• _What to work on_
Every record below is to be retyped exactly.

• _Entries shown_
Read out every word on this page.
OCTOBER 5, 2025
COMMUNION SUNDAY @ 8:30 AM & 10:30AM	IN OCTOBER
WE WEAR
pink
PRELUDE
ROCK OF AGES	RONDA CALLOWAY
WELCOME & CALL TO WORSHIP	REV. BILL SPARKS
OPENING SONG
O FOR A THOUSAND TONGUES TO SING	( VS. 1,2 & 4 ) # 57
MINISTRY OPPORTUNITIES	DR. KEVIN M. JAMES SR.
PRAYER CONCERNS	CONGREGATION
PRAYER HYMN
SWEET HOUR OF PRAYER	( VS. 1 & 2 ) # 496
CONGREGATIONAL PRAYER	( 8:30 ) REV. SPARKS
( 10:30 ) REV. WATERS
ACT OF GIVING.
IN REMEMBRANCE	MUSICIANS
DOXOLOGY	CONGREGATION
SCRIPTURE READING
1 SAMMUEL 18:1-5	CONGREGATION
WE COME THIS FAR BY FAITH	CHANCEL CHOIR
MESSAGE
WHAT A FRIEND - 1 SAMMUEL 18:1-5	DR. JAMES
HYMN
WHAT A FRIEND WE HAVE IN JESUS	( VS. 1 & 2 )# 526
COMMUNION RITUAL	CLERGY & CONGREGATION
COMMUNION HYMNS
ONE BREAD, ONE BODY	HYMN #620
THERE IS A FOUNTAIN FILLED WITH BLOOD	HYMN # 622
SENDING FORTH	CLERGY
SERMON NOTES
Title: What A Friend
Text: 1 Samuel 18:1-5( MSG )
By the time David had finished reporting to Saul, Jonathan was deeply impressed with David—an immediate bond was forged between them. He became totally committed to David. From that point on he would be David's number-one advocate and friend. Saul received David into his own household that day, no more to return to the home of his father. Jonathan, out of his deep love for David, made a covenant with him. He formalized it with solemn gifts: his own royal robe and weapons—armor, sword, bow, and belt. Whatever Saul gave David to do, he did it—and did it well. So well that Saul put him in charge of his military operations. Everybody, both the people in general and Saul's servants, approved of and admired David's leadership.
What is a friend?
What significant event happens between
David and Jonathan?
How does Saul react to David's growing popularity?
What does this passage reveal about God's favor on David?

• _Task solution_
Read out every word on this page.
OCTOBER 5, 2025
COMMUNION SUNDAY @ 8:30 AM & 10:30AM	IN OCTOBER
WE WEAR
pink
PRELUDE
ROCK OF AGES	RONDA CALLOWAY
WELCOME & CALL TO WORSHIP	REV. BILL SPARKS
OPENING SONG
O FOR A THOUSAND TONGUES TO SING	( VS. 1,2 & 4 ) # 57
MINISTRY OPPORTUNITIES	DR. KEVIN M. JAMES SR.
PRAYER CONCERNS	CONGREGATION
PRAYER HYMN
SWEET HOUR OF PRAYER	( VS. 1 & 2 ) # 496
CONGREGATIONAL PRAYER	( 8:30 ) REV. SPARKS
( 10:30 ) REV. WATERS
ACT OF GIVING.
IN REMEMBRANCE	MUSICIANS
DOXOLOGY	CONGREGATION
SCRIPTURE READING
1 SAMMUEL 18:1-5	CONGREGATION
WE COME THIS FAR BY FAITH	CHANCEL CHOIR
MESSAGE
WHAT A FRIEND - 1 SAMMUEL 18:1-5	DR. JAMES
HYMN
WHAT A FRIEND WE HAVE IN JESUS	( VS. 1 & 2 )# 526
COMMUNION RITUAL	CLERGY & CONGREGATION
COMMUNION HYMNS
ONE BREAD, ONE BODY	HYMN #620
THERE IS A FOUNTAIN FILLED WITH BLOOD	HYMN # 622
SENDING FORTH	CLERGY
SERMON NOTES
Title: What A Friend
Text: 1 Samuel 18:1-5( MSG )
By the time David had finished reporting to Saul, Jonathan was deeply impressed with David—an immediate bond was forged between them. He became totally committed to David. From that point on he would be David's number-one advocate and friend. Saul received David into his own household that day, no more to return to the home of his father. Jonathan, out of his deep love for David, made a covenant with him. He formalized it with solemn gifts: his own royal robe and weapons—armor, sword, bow, and belt. Whatever Saul gave David to do, he did it—and did it well. So well that Saul put him in charge of his military operations. Everybody, both the people in general and Saul's servants, approved of and admired David's leadership.
What is a friend?
What significant event happens between
David and Jonathan?
How does Saul react to David's growing popularity?
What does this passage reveal about God's favor on David?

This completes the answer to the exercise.